### Written instruction:
Tally each line where the word "which" occurs, then give only the total.

[Extracted records]
###
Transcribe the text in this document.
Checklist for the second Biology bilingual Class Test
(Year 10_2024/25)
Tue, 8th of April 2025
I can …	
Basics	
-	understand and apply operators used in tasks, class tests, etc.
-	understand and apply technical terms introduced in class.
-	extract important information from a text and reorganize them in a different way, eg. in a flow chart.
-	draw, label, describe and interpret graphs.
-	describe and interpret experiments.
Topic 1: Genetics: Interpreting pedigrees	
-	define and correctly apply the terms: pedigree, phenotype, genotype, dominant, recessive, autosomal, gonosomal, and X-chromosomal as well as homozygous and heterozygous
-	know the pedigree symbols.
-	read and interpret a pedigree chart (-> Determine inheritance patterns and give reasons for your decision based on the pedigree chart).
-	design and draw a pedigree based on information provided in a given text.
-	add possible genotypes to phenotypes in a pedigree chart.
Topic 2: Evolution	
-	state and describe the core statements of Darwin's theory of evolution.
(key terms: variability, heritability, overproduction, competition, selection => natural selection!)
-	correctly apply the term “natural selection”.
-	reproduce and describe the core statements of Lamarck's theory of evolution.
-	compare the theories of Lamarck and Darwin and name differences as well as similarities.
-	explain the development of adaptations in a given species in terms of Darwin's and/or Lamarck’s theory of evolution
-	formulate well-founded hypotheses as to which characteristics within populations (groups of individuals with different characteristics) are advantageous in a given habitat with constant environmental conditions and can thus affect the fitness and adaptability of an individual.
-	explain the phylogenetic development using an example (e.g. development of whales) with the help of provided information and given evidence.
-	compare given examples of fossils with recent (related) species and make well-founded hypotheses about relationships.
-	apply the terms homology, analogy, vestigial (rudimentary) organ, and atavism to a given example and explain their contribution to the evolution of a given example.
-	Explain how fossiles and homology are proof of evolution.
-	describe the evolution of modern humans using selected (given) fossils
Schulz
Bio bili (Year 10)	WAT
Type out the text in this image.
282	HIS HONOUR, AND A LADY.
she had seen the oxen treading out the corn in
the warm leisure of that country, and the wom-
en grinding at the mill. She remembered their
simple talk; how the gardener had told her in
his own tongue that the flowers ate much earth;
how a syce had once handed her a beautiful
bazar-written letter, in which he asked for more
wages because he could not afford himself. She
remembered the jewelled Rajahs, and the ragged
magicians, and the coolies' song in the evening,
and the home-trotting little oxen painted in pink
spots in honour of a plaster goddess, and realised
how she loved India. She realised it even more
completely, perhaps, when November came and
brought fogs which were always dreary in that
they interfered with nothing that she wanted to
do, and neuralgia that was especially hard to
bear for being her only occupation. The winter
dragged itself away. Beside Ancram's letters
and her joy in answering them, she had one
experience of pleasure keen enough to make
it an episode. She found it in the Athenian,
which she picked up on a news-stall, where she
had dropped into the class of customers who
###
### The result:
4